→ Exercise aim:
Among the entries below, find the lines with "detached" and copy them.

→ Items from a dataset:
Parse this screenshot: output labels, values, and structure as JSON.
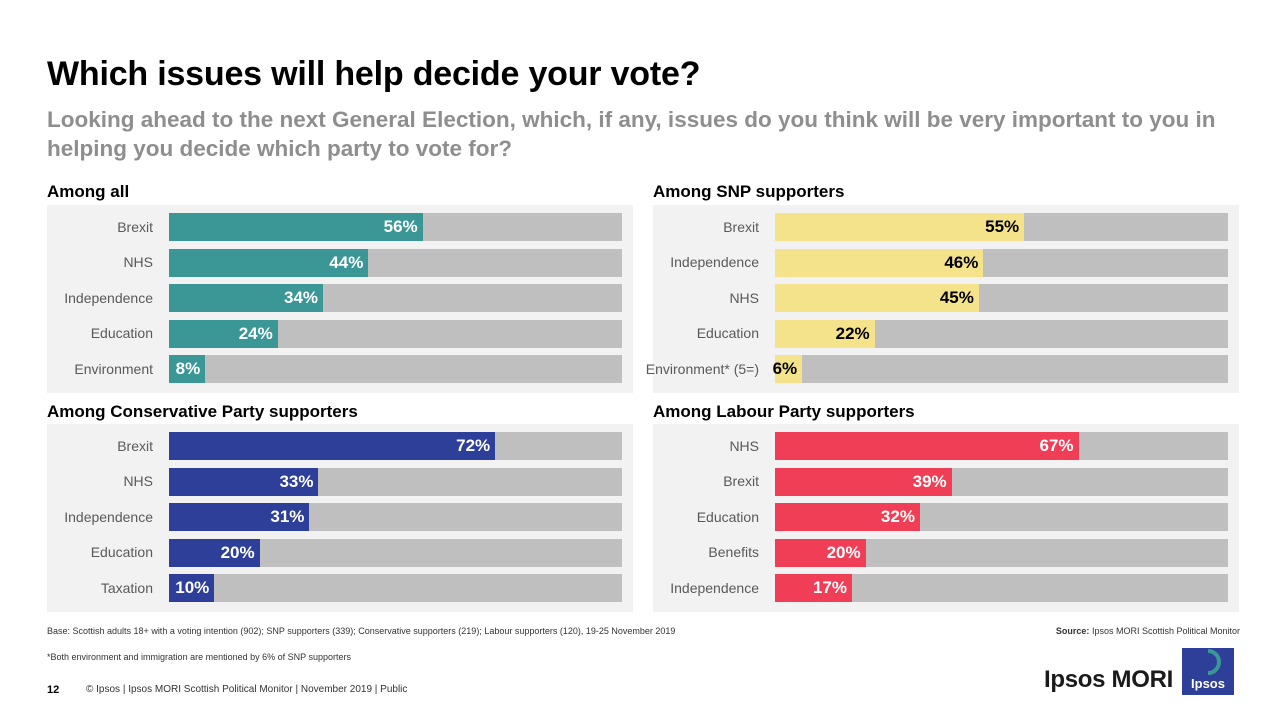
{
  "title": "Which issues will help decide your vote?",
  "subtitle": "Looking ahead to the next General Election, which, if any, issues do you think will be very important to you in helping you decide which party to vote for?",
  "chart_data": [
    {
      "type": "bar",
      "title": "Among all",
      "categories": [
        "Brexit",
        "NHS",
        "Independence",
        "Education",
        "Environment"
      ],
      "values": [
        56,
        44,
        34,
        24,
        8
      ],
      "labels": [
        "56%",
        "44%",
        "34%",
        "24%",
        "8%"
      ],
      "color": "#3b9696",
      "label_color": "#ffffff",
      "xlim": [
        0,
        100
      ],
      "orientation": "horizontal"
    },
    {
      "type": "bar",
      "title": "Among SNP supporters",
      "categories": [
        "Brexit",
        "Independence",
        "NHS",
        "Education",
        "Environment* (5=)"
      ],
      "values": [
        55,
        46,
        45,
        22,
        6
      ],
      "labels": [
        "55%",
        "46%",
        "45%",
        "22%",
        "6%"
      ],
      "color": "#f4e38a",
      "label_color": "#000000",
      "xlim": [
        0,
        100
      ],
      "orientation": "horizontal"
    },
    {
      "type": "bar",
      "title": "Among Conservative Party supporters",
      "categories": [
        "Brexit",
        "NHS",
        "Independence",
        "Education",
        "Taxation"
      ],
      "values": [
        72,
        33,
        31,
        20,
        10
      ],
      "labels": [
        "72%",
        "33%",
        "31%",
        "20%",
        "10%"
      ],
      "color": "#2e3f9a",
      "label_color": "#ffffff",
      "xlim": [
        0,
        100
      ],
      "orientation": "horizontal"
    },
    {
      "type": "bar",
      "title": "Among Labour Party supporters",
      "categories": [
        "NHS",
        "Brexit",
        "Education",
        "Benefits",
        "Independence"
      ],
      "values": [
        67,
        39,
        32,
        20,
        17
      ],
      "labels": [
        "67%",
        "39%",
        "32%",
        "20%",
        "17%"
      ],
      "color": "#ef3e55",
      "label_color": "#ffffff",
      "xlim": [
        0,
        100
      ],
      "orientation": "horizontal"
    }
  ],
  "footnotes": {
    "base": "Base: Scottish adults 18+ with a voting intention (902); SNP supporters (339); Conservative supporters (219); Labour supporters (120), 19-25 November 2019",
    "source_label": "Source:",
    "source": "Ipsos MORI Scottish Political Monitor",
    "note": "*Both environment and immigration are mentioned by 6% of SNP supporters"
  },
  "footer": {
    "page_number": "12",
    "text": "© Ipsos | Ipsos MORI Scottish Political Monitor | November 2019 | Public"
  },
  "brand": {
    "name": "Ipsos MORI",
    "logo_text": "Ipsos",
    "logo_color": "#2e3f9a",
    "logo_accent": "#3b9696"
  }
}
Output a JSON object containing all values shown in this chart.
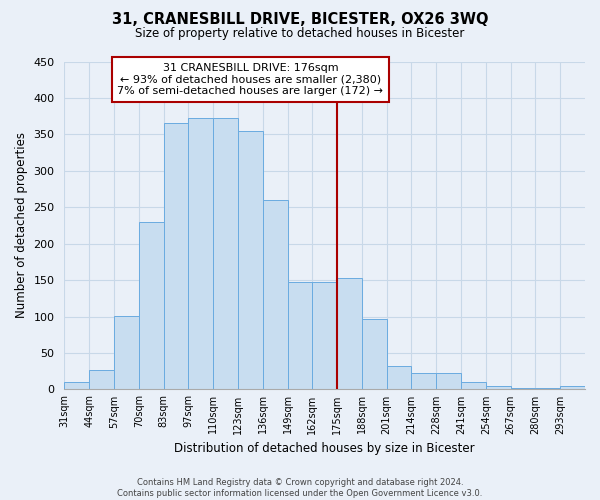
{
  "title": "31, CRANESBILL DRIVE, BICESTER, OX26 3WQ",
  "subtitle": "Size of property relative to detached houses in Bicester",
  "xlabel": "Distribution of detached houses by size in Bicester",
  "ylabel": "Number of detached properties",
  "bin_labels": [
    "31sqm",
    "44sqm",
    "57sqm",
    "70sqm",
    "83sqm",
    "97sqm",
    "110sqm",
    "123sqm",
    "136sqm",
    "149sqm",
    "162sqm",
    "175sqm",
    "188sqm",
    "201sqm",
    "214sqm",
    "228sqm",
    "241sqm",
    "254sqm",
    "267sqm",
    "280sqm",
    "293sqm"
  ],
  "bar_heights": [
    10,
    27,
    101,
    230,
    365,
    372,
    372,
    355,
    260,
    147,
    147,
    153,
    96,
    32,
    22,
    22,
    10,
    5,
    2,
    2,
    5
  ],
  "bar_color": "#c8ddf0",
  "bar_edge_color": "#6aabe0",
  "grid_color": "#c8d8e8",
  "background_color": "#eaf0f8",
  "vline_color": "#aa0000",
  "vline_x_label": "175sqm",
  "annotation_title": "31 CRANESBILL DRIVE: 176sqm",
  "annotation_line1": "← 93% of detached houses are smaller (2,380)",
  "annotation_line2": "7% of semi-detached houses are larger (172) →",
  "annotation_box_color": "#ffffff",
  "annotation_box_edge": "#aa0000",
  "ylim": [
    0,
    450
  ],
  "yticks": [
    0,
    50,
    100,
    150,
    200,
    250,
    300,
    350,
    400,
    450
  ],
  "footer_line1": "Contains HM Land Registry data © Crown copyright and database right 2024.",
  "footer_line2": "Contains public sector information licensed under the Open Government Licence v3.0."
}
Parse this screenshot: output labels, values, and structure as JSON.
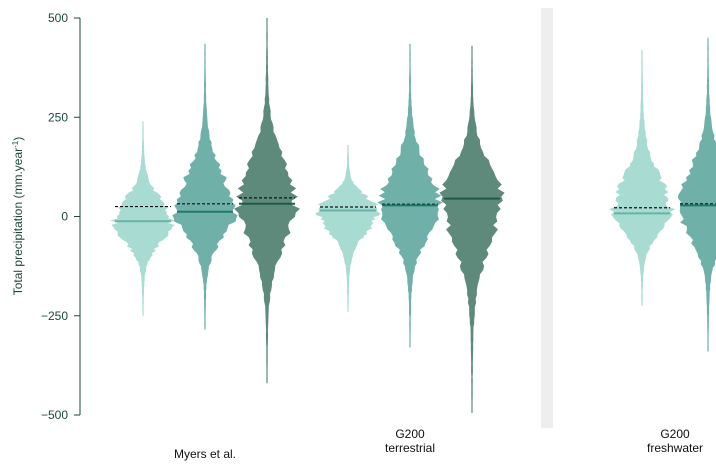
{
  "chart_data": {
    "type": "violin",
    "ylabel": "Total precipitation (mm.year",
    "ylabel_superscript": "-1",
    "ylabel_close": ")",
    "ylim": [
      -500,
      500
    ],
    "y_ticks": [
      {
        "value": 500,
        "label": "500"
      },
      {
        "value": 250,
        "label": "250"
      },
      {
        "value": 0,
        "label": "0"
      },
      {
        "value": -250,
        "label": "−250"
      },
      {
        "value": -500,
        "label": "−500"
      }
    ],
    "groups": [
      {
        "id": "myers",
        "label_lines": [
          "Myers et al."
        ],
        "violins": 3
      },
      {
        "id": "terrestrial",
        "label_lines": [
          "G200",
          "terrestrial"
        ],
        "violins": 3
      },
      {
        "id": "freshwater",
        "label_lines": [
          "G200",
          "freshwater"
        ],
        "violins": 2
      }
    ],
    "colors": {
      "light": "#a8dcd3",
      "medium": "#6fb0a8",
      "dark": "#5e8a7c",
      "median_light": "#66b4a6",
      "median_medium": "#1f7a6d",
      "median_dark": "#1d5a4a",
      "mean_line": "#111111",
      "axis": "#1a4a3a",
      "separator": "#eeeeee"
    },
    "violins": [
      {
        "group": "myers",
        "shade": "light",
        "min": -250,
        "max": 240,
        "median": -12,
        "mean": 25
      },
      {
        "group": "myers",
        "shade": "medium",
        "min": -285,
        "max": 435,
        "median": 12,
        "mean": 32
      },
      {
        "group": "myers",
        "shade": "dark",
        "min": -420,
        "max": 500,
        "median": 32,
        "mean": 47
      },
      {
        "group": "terrestrial",
        "shade": "light",
        "min": -240,
        "max": 180,
        "median": 15,
        "mean": 24
      },
      {
        "group": "terrestrial",
        "shade": "medium",
        "min": -330,
        "max": 435,
        "median": 28,
        "mean": 31
      },
      {
        "group": "terrestrial",
        "shade": "dark",
        "min": -495,
        "max": 430,
        "median": 45,
        "mean": 45
      },
      {
        "group": "freshwater",
        "shade": "light",
        "min": -225,
        "max": 420,
        "median": 8,
        "mean": 22
      },
      {
        "group": "freshwater",
        "shade": "medium",
        "min": -340,
        "max": 450,
        "median": 28,
        "mean": 32
      }
    ]
  }
}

→ Finished exercise:
  "subtitle": "Size of property relative to detached houses in Bicester",
  "xlabel": "Distribution of detached houses by size in Bicester",
  "ylabel": "Number of detached properties",
  "annotation_line1": "← 93% of detached houses are smaller (2,380)",
  "annotation_line2": "7% of semi-detached houses are larger (172) →",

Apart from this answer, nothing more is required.